● **Exercise aim**:
Your job is to retype all of the data word for word, leaving every image out.

● **Data listing**:
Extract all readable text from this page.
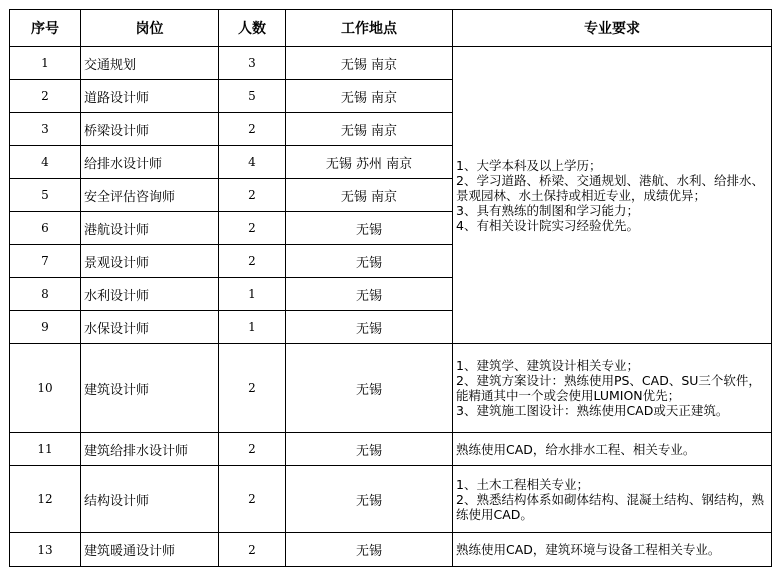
序号	岗位	人数	工作地点	专业要求
1	交通规划	3	无锡 南京	1、大学本科及以上学历；
2、学习道路、桥梁、交通规划、港航、水利、给排水、景观园林、水土保持或相近专业，成绩优异；
3、具有熟练的制图和学习能力；
4、有相关设计院实习经验优先。

2	道路设计师	5	无锡 南京	
3	桥梁设计师	2	无锡 南京	
4	给排水设计师	4	无锡 苏州 南京	
5	安全评估咨询师	2	无锡 南京	
6	港航设计师	2	无锡	
7	景观设计师	2	无锡	
8	水利设计师	1	无锡	
9	水保设计师	1	无锡	
10	建筑设计师	2	无锡	1、建筑学、建筑设计相关专业；
2、建筑方案设计：熟练使用PS、CAD、SU三个软件，能精通其中一个或会使用LUMION优先；
3、建筑施工图设计：熟练使用CAD或天正建筑。

11	建筑给排水设计师	2	无锡	熟练使用CAD，给水排水工程、相关专业。
12	结构设计师	2	无锡	1、土木工程相关专业；
2、熟悉结构体系如砌体结构、混凝土结构、钢结构，熟练使用CAD。

13	建筑暖通设计师	2	无锡	熟练使用CAD，建筑环境与设备工程相关专业。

● **Result**:
Extract all readable text from this page.
序号	岗位	人数	工作地点	专业要求
1	交通规划	3	无锡 南京	1、大学本科及以上学历；
2、学习道路、桥梁、交通规划、港航、水利、给排水、景观园林、水土保持或相近专业，成绩优异；
3、具有熟练的制图和学习能力；
4、有相关设计院实习经验优先。

2	道路设计师	5	无锡 南京	
3	桥梁设计师	2	无锡 南京	
4	给排水设计师	4	无锡 苏州 南京	
5	安全评估咨询师	2	无锡 南京	
6	港航设计师	2	无锡	
7	景观设计师	2	无锡	
8	水利设计师	1	无锡	
9	水保设计师	1	无锡	
10	建筑设计师	2	无锡	1、建筑学、建筑设计相关专业；
2、建筑方案设计：熟练使用PS、CAD、SU三个软件，能精通其中一个或会使用LUMION优先；
3、建筑施工图设计：熟练使用CAD或天正建筑。

11	建筑给排水设计师	2	无锡	熟练使用CAD，给水排水工程、相关专业。
12	结构设计师	2	无锡	1、土木工程相关专业；
2、熟悉结构体系如砌体结构、混凝土结构、钢结构，熟练使用CAD。

13	建筑暖通设计师	2	无锡	熟练使用CAD，建筑环境与设备工程相关专业。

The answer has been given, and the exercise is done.